*** Document text ***

Chinese state researchers say such an initiative would bolster monetary cooperation between the regions’ economies, lessening their dependence on the U,S, dollar. But such an effort would present formidable obstacles.

While the world’s modern industrial supply chain crisscrosses the Asian continent, the same companies that, say, provide Apple parts for its iPhone also compete to replace each other for parts for next year’s model. Samsung provides the display for the iPhone, yet its foundry division competes with Taiwan Semiconductor to fabricate Apple’s latest chips for the phone.

Technological rivalry

There’s a deep technological rivalry between nations in Asia. Japan is the region’s oldest industrialized economy and a target for South Korea’s chaebols. Although the origin of the likes of Sony and Panasonic differ from Samsung and LG, ultimately South Korea’s consumer electronic industry bested its Japanese rival, and Trinitron TV’s are no longer a mainstay in every home.

*** Records ***

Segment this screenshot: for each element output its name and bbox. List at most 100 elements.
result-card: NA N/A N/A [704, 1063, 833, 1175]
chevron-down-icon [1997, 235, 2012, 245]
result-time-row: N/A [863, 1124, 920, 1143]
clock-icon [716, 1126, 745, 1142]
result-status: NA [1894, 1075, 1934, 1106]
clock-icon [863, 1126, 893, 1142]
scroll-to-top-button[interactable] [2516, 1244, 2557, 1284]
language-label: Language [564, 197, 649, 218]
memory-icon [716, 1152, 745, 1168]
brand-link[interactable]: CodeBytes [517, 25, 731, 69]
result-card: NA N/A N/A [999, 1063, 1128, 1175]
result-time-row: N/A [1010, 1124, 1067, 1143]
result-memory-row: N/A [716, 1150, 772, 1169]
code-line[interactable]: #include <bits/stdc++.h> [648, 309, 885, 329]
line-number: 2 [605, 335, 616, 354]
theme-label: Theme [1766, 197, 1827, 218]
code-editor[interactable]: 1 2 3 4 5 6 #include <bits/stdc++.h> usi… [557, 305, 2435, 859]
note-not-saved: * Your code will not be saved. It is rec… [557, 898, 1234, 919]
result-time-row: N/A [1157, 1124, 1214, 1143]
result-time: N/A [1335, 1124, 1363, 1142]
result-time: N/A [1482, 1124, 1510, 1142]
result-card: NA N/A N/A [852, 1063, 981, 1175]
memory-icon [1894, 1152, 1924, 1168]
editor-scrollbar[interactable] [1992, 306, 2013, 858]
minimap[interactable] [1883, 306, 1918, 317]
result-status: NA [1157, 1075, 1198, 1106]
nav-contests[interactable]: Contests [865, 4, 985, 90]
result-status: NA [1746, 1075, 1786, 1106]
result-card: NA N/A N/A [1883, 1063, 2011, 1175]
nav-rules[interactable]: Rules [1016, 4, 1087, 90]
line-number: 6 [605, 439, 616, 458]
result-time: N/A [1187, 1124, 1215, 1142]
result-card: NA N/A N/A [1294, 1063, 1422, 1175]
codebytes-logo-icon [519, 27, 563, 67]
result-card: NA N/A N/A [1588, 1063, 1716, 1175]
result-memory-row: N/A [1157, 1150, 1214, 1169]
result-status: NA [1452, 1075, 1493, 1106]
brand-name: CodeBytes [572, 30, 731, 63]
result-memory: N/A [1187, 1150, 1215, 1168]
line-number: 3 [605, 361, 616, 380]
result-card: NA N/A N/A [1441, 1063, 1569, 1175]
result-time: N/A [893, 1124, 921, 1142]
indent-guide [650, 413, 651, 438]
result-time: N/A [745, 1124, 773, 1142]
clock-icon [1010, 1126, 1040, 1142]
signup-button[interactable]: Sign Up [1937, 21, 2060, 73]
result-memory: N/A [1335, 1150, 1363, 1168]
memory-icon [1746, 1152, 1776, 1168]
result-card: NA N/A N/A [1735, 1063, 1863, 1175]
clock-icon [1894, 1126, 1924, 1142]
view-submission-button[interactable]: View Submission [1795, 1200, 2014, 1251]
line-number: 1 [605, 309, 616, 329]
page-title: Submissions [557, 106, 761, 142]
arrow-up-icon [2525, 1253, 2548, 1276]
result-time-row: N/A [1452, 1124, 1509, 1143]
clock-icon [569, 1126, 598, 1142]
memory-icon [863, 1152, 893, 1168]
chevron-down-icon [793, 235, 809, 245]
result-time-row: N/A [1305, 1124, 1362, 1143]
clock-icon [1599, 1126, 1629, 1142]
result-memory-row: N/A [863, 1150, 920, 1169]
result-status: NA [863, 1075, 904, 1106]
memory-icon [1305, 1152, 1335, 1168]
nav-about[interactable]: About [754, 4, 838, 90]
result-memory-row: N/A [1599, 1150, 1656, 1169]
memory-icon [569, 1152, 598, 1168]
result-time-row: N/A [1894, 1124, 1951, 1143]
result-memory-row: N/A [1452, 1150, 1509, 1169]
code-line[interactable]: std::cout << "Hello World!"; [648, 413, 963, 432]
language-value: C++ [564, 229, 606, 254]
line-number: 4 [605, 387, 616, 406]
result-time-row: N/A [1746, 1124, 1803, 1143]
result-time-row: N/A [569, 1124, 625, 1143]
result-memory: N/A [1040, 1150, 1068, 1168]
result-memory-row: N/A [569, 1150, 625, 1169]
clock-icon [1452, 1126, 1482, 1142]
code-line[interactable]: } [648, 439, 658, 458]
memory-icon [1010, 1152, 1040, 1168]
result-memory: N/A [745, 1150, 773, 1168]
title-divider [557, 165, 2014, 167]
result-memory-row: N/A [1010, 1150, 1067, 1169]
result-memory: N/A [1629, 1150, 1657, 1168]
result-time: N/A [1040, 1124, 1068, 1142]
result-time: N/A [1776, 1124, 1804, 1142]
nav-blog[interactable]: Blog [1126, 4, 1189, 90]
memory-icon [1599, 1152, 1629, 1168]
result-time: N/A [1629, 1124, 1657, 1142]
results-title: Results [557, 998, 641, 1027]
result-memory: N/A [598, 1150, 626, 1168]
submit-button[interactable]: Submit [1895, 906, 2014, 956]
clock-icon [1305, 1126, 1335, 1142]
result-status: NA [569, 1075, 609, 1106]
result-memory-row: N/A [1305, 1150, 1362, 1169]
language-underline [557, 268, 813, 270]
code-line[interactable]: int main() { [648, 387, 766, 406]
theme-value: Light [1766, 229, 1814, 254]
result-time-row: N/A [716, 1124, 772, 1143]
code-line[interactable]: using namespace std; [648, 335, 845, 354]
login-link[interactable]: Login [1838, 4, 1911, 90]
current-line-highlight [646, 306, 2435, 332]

***

| Exercise objective |
Continue the article on Asian monetary cooperation and technological rivalry from its final sentence, writing in the same style.

| Answer to this task |
Part of that is technological – Samsung and LG didn’t invent the LCD display but were better at innovation – but part of it involves economics and exchange rates. In the mid-2000s, Korea, an emerging market, had a much lower cost of labor. But from the late 1990s, Japan’s consumer electronics companies sounded the alarm on the strong Yen’s impact on their bottom line.

Although Sony’s Playstation 2 was a must-have for any gamer in 2000, its immense development cost, a sky-high yen, and slowing sales of televisions made the year disappointing for the company’s balance sheet and stock. In May 2000, ComputerWorld reported that had it not been for the strong yen operating income would have been 39% higher.

That story was the same for most of the decade with staggering losses every year and by 2012 obituaries were being written for Sony’s consumer electronics business and Japan’s manufacturers as a whole. Despite the pain it was causing for Japan’s exporters, the yen stayed strong because of the world’s macroeconomic condition at the time.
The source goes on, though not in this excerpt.